*WORK TO DO:*
State the number of lines with the string "Hour" in them, and nothing else.

Figure record listings:
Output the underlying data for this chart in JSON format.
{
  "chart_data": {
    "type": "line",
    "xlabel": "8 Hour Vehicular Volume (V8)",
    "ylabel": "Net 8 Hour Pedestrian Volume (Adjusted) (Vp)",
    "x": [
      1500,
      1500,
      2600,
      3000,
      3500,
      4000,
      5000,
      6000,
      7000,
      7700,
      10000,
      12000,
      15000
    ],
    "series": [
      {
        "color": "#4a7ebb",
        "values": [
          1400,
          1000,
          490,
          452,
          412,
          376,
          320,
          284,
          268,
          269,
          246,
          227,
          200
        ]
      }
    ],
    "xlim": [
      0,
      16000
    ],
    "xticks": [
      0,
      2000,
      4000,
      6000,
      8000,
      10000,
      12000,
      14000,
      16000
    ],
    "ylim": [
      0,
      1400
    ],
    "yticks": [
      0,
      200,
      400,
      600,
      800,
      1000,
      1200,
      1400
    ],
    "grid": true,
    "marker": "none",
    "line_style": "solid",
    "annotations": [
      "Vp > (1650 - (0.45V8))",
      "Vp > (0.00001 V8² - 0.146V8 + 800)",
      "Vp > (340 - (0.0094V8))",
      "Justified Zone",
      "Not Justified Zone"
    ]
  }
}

*EXPECTED ANSWER:*
2